[Begin Records for this exercise]

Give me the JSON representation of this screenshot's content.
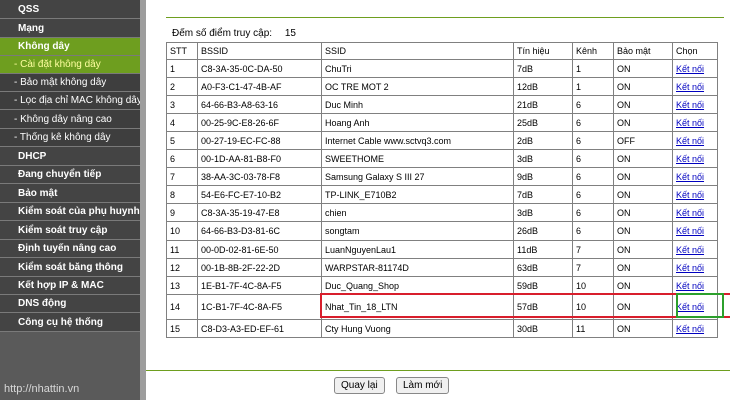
{
  "sidebar": {
    "items": [
      {
        "label": "QSS",
        "type": "main",
        "active": false
      },
      {
        "label": "Mạng",
        "type": "main",
        "active": false
      },
      {
        "label": "Không dây",
        "type": "main",
        "active": true
      },
      {
        "label": "- Cài đặt không dây",
        "type": "sub",
        "active": true
      },
      {
        "label": "- Bảo mật không dây",
        "type": "sub",
        "active": false
      },
      {
        "label": "- Lọc địa chỉ MAC không dây",
        "type": "sub",
        "active": false
      },
      {
        "label": "- Không dây nâng cao",
        "type": "sub",
        "active": false
      },
      {
        "label": "- Thống kê không dây",
        "type": "sub",
        "active": false
      },
      {
        "label": "DHCP",
        "type": "main",
        "active": false
      },
      {
        "label": "Đang chuyển tiếp",
        "type": "main",
        "active": false
      },
      {
        "label": "Bảo mật",
        "type": "main",
        "active": false
      },
      {
        "label": "Kiểm soát của phụ huynh",
        "type": "main",
        "active": false
      },
      {
        "label": "Kiểm soát truy cập",
        "type": "main",
        "active": false
      },
      {
        "label": "Định tuyến nâng cao",
        "type": "main",
        "active": false
      },
      {
        "label": "Kiểm soát băng thông",
        "type": "main",
        "active": false
      },
      {
        "label": "Kết hợp IP & MAC",
        "type": "main",
        "active": false
      },
      {
        "label": "DNS động",
        "type": "main",
        "active": false
      },
      {
        "label": "Công cụ hệ thống",
        "type": "main",
        "active": false
      }
    ],
    "watermark": "http://nhattin.vn"
  },
  "count": {
    "label": "Đếm số điểm truy cập:",
    "value": "15"
  },
  "table": {
    "headers": [
      "STT",
      "BSSID",
      "SSID",
      "Tín hiệu",
      "Kênh",
      "Bảo mật",
      "Chọn"
    ],
    "rows": [
      [
        "1",
        "C8-3A-35-0C-DA-50",
        "ChuTri",
        "7dB",
        "1",
        "ON",
        "Kết nối"
      ],
      [
        "2",
        "A0-F3-C1-47-4B-AF",
        "OC TRE MOT 2",
        "12dB",
        "1",
        "ON",
        "Kết nối"
      ],
      [
        "3",
        "64-66-B3-A8-63-16",
        "Duc Minh",
        "21dB",
        "6",
        "ON",
        "Kết nối"
      ],
      [
        "4",
        "00-25-9C-E8-26-6F",
        "Hoang Anh",
        "25dB",
        "6",
        "ON",
        "Kết nối"
      ],
      [
        "5",
        "00-27-19-EC-FC-88",
        "Internet Cable www.sctvq3.com",
        "2dB",
        "6",
        "OFF",
        "Kết nối"
      ],
      [
        "6",
        "00-1D-AA-81-B8-F0",
        "SWEETHOME",
        "3dB",
        "6",
        "ON",
        "Kết nối"
      ],
      [
        "7",
        "38-AA-3C-03-78-F8",
        "Samsung Galaxy S III 27",
        "9dB",
        "6",
        "ON",
        "Kết nối"
      ],
      [
        "8",
        "54-E6-FC-E7-10-B2",
        "TP-LINK_E710B2",
        "7dB",
        "6",
        "ON",
        "Kết nối"
      ],
      [
        "9",
        "C8-3A-35-19-47-E8",
        "chien",
        "3dB",
        "6",
        "ON",
        "Kết nối"
      ],
      [
        "10",
        "64-66-B3-D3-81-6C",
        "songtam",
        "26dB",
        "6",
        "ON",
        "Kết nối"
      ],
      [
        "11",
        "00-0D-02-81-6E-50",
        "LuanNguyenLau1",
        "11dB",
        "7",
        "ON",
        "Kết nối"
      ],
      [
        "12",
        "00-1B-8B-2F-22-2D",
        "WARPSTAR-81174D",
        "63dB",
        "7",
        "ON",
        "Kết nối"
      ],
      [
        "13",
        "1E-B1-7F-4C-8A-F5",
        "Duc_Quang_Shop",
        "59dB",
        "10",
        "ON",
        "Kết nối"
      ],
      [
        "14",
        "1C-B1-7F-4C-8A-F5",
        "Nhat_Tin_18_LTN",
        "57dB",
        "10",
        "ON",
        "Kết nối"
      ],
      [
        "15",
        "C8-D3-A3-ED-EF-61",
        "Cty Hung Vuong",
        "30dB",
        "11",
        "ON",
        "Kết nối"
      ]
    ]
  },
  "buttons": {
    "back": "Quay lại",
    "refresh": "Làm mới"
  },
  "colors": {
    "accent": "#6e9e1f",
    "highlight_red": "#d81e2c",
    "highlight_green": "#2ca02c"
  }
}
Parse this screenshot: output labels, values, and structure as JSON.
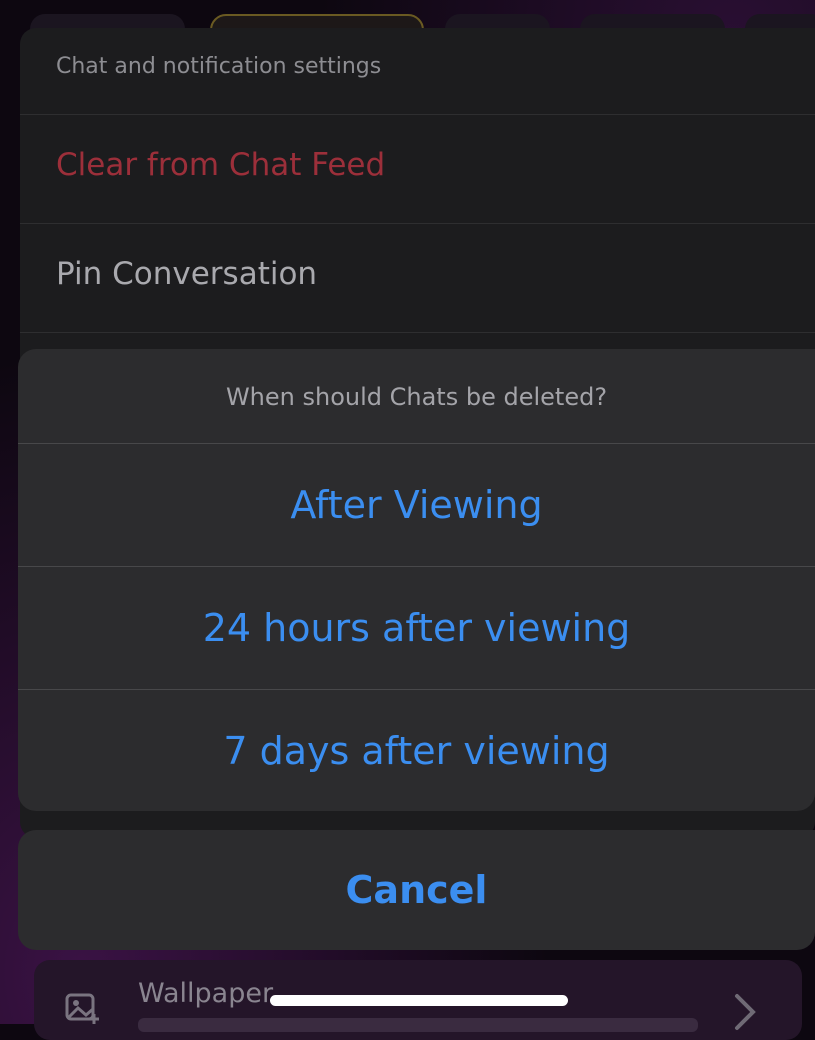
{
  "background_sheet": {
    "header": "Chat and notification settings",
    "clear_label": "Clear from Chat Feed",
    "pin_label": "Pin Conversation"
  },
  "action_sheet": {
    "title": "When should Chats be deleted?",
    "options": [
      {
        "label": "After Viewing"
      },
      {
        "label": "24 hours after viewing"
      },
      {
        "label": "7 days after viewing"
      }
    ],
    "cancel_label": "Cancel"
  },
  "wallpaper": {
    "label": "Wallpaper",
    "icon": "image-icon",
    "chevron": "chevron-right-icon"
  },
  "colors": {
    "accent": "#3b8ef0",
    "destructive": "#9c2f3a",
    "sheet": "#2c2c2e"
  }
}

[End Records for this exercise]

▶ What is asked
Without the pictures, transcribe the listing above exactly.

▶ Reply
Give me the JSON representation of this screenshot's content.
{
  "sidebar": {
    "items": [
      {
        "label": "QSS",
        "type": "main",
        "active": false
      },
      {
        "label": "Mạng",
        "type": "main",
        "active": false
      },
      {
        "label": "Không dây",
        "type": "main",
        "active": true
      },
      {
        "label": "- Cài đặt không dây",
        "type": "sub",
        "active": true
      },
      {
        "label": "- Bảo mật không dây",
        "type": "sub",
        "active": false
      },
      {
        "label": "- Lọc địa chỉ MAC không dây",
        "type": "sub",
        "active": false
      },
      {
        "label": "- Không dây nâng cao",
        "type": "sub",
        "active": false
      },
      {
        "label": "- Thống kê không dây",
        "type": "sub",
        "active": false
      },
      {
        "label": "DHCP",
        "type": "main",
        "active": false
      },
      {
        "label": "Đang chuyển tiếp",
        "type": "main",
        "active": false
      },
      {
        "label": "Bảo mật",
        "type": "main",
        "active": false
      },
      {
        "label": "Kiểm soát của phụ huynh",
        "type": "main",
        "active": false
      },
      {
        "label": "Kiểm soát truy cập",
        "type": "main",
        "active": false
      },
      {
        "label": "Định tuyến nâng cao",
        "type": "main",
        "active": false
      },
      {
        "label": "Kiểm soát băng thông",
        "type": "main",
        "active": false
      },
      {
        "label": "Kết hợp IP & MAC",
        "type": "main",
        "active": false
      },
      {
        "label": "DNS động",
        "type": "main",
        "active": false
      },
      {
        "label": "Công cụ hệ thống",
        "type": "main",
        "active": false
      }
    ],
    "watermark": "http://nhattin.vn"
  },
  "count": {
    "label": "Đếm số điểm truy cập:",
    "value": "15"
  },
  "table": {
    "headers": [
      "STT",
      "BSSID",
      "SSID",
      "Tín hiệu",
      "Kênh",
      "Bảo mật",
      "Chọn"
    ],
    "rows": [
      [
        "1",
        "C8-3A-35-0C-DA-50",
        "ChuTri",
        "7dB",
        "1",
        "ON",
        "Kết nối"
      ],
      [
        "2",
        "A0-F3-C1-47-4B-AF",
        "OC TRE MOT 2",
        "12dB",
        "1",
        "ON",
        "Kết nối"
      ],
      [
        "3",
        "64-66-B3-A8-63-16",
        "Duc Minh",
        "21dB",
        "6",
        "ON",
        "Kết nối"
      ],
      [
        "4",
        "00-25-9C-E8-26-6F",
        "Hoang Anh",
        "25dB",
        "6",
        "ON",
        "Kết nối"
      ],
      [
        "5",
        "00-27-19-EC-FC-88",
        "Internet Cable www.sctvq3.com",
        "2dB",
        "6",
        "OFF",
        "Kết nối"
      ],
      [
        "6",
        "00-1D-AA-81-B8-F0",
        "SWEETHOME",
        "3dB",
        "6",
        "ON",
        "Kết nối"
      ],
      [
        "7",
        "38-AA-3C-03-78-F8",
        "Samsung Galaxy S III 27",
        "9dB",
        "6",
        "ON",
        "Kết nối"
      ],
      [
        "8",
        "54-E6-FC-E7-10-B2",
        "TP-LINK_E710B2",
        "7dB",
        "6",
        "ON",
        "Kết nối"
      ],
      [
        "9",
        "C8-3A-35-19-47-E8",
        "chien",
        "3dB",
        "6",
        "ON",
        "Kết nối"
      ],
      [
        "10",
        "64-66-B3-D3-81-6C",
        "songtam",
        "26dB",
        "6",
        "ON",
        "Kết nối"
      ],
      [
        "11",
        "00-0D-02-81-6E-50",
        "LuanNguyenLau1",
        "11dB",
        "7",
        "ON",
        "Kết nối"
      ],
      [
        "12",
        "00-1B-8B-2F-22-2D",
        "WARPSTAR-81174D",
        "63dB",
        "7",
        "ON",
        "Kết nối"
      ],
      [
        "13",
        "1E-B1-7F-4C-8A-F5",
        "Duc_Quang_Shop",
        "59dB",
        "10",
        "ON",
        "Kết nối"
      ],
      [
        "14",
        "1C-B1-7F-4C-8A-F5",
        "Nhat_Tin_18_LTN",
        "57dB",
        "10",
        "ON",
        "Kết nối"
      ],
      [
        "15",
        "C8-D3-A3-ED-EF-61",
        "Cty Hung Vuong",
        "30dB",
        "11",
        "ON",
        "Kết nối"
      ]
    ]
  },
  "buttons": {
    "back": "Quay lại",
    "refresh": "Làm mới"
  },
  "colors": {
    "accent": "#6e9e1f",
    "highlight_red": "#d81e2c",
    "highlight_green": "#2ca02c"
  }
}
Parse this screenshot: output labels, values, and structure as JSON.
{
  "background_sheet": {
    "header": "Chat and notification settings",
    "clear_label": "Clear from Chat Feed",
    "pin_label": "Pin Conversation"
  },
  "action_sheet": {
    "title": "When should Chats be deleted?",
    "options": [
      {
        "label": "After Viewing"
      },
      {
        "label": "24 hours after viewing"
      },
      {
        "label": "7 days after viewing"
      }
    ],
    "cancel_label": "Cancel"
  },
  "wallpaper": {
    "label": "Wallpaper",
    "icon": "image-icon",
    "chevron": "chevron-right-icon"
  },
  "colors": {
    "accent": "#3b8ef0",
    "destructive": "#9c2f3a",
    "sheet": "#2c2c2e"
  }
}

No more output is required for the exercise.